>> BEGIN Listing

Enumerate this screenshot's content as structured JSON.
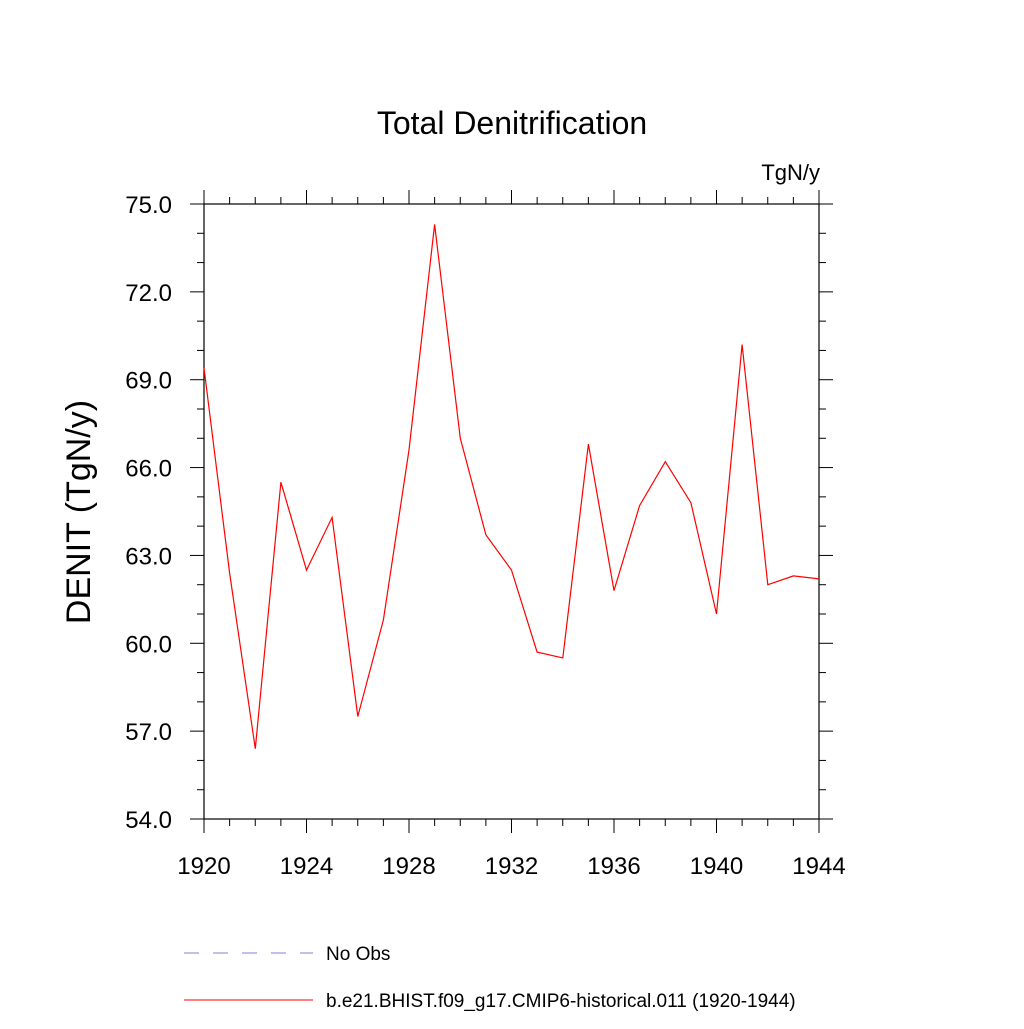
{
  "chart_data": {
    "type": "line",
    "title": "Total Denitrification",
    "units_label": "TgN/y",
    "ylabel": "DENIT  (TgN/y)",
    "xlabel": "",
    "xlim": [
      1920,
      1944
    ],
    "ylim": [
      54.0,
      75.0
    ],
    "x_ticks": [
      "1920",
      "1924",
      "1928",
      "1932",
      "1936",
      "1940",
      "1944"
    ],
    "y_ticks": [
      "54.0",
      "57.0",
      "60.0",
      "63.0",
      "66.0",
      "69.0",
      "72.0",
      "75.0"
    ],
    "grid": false,
    "x": [
      1920,
      1921,
      1922,
      1923,
      1924,
      1925,
      1926,
      1927,
      1928,
      1929,
      1930,
      1931,
      1932,
      1933,
      1934,
      1935,
      1936,
      1937,
      1938,
      1939,
      1940,
      1941,
      1942,
      1943,
      1944
    ],
    "series": [
      {
        "name": "b.e21.BHIST.f09_g17.CMIP6-historical.011 (1920-1944)",
        "color": "#ff0000",
        "style": "solid",
        "values": [
          69.4,
          62.4,
          56.4,
          65.5,
          62.5,
          64.3,
          57.5,
          60.8,
          66.6,
          74.3,
          67.0,
          63.7,
          62.5,
          59.7,
          59.5,
          66.8,
          61.8,
          64.7,
          66.2,
          64.8,
          61.0,
          70.2,
          62.0,
          62.3,
          62.2
        ]
      }
    ],
    "legend": [
      {
        "label": "No Obs",
        "color": "#8a7fd6",
        "style": "dashed"
      },
      {
        "label": "b.e21.BHIST.f09_g17.CMIP6-historical.011 (1920-1944)",
        "color": "#ff0000",
        "style": "solid"
      }
    ]
  }
}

>> END Listing

**What is expected**
Pick out all the lines with the word "BHIST" in them and copy them.

**Correct output**
        "name": "b.e21.BHIST.f09_g17.CMIP6-historical.011 (1920-1944)",
        "label": "b.e21.BHIST.f09_g17.CMIP6-historical.011 (1920-1944)",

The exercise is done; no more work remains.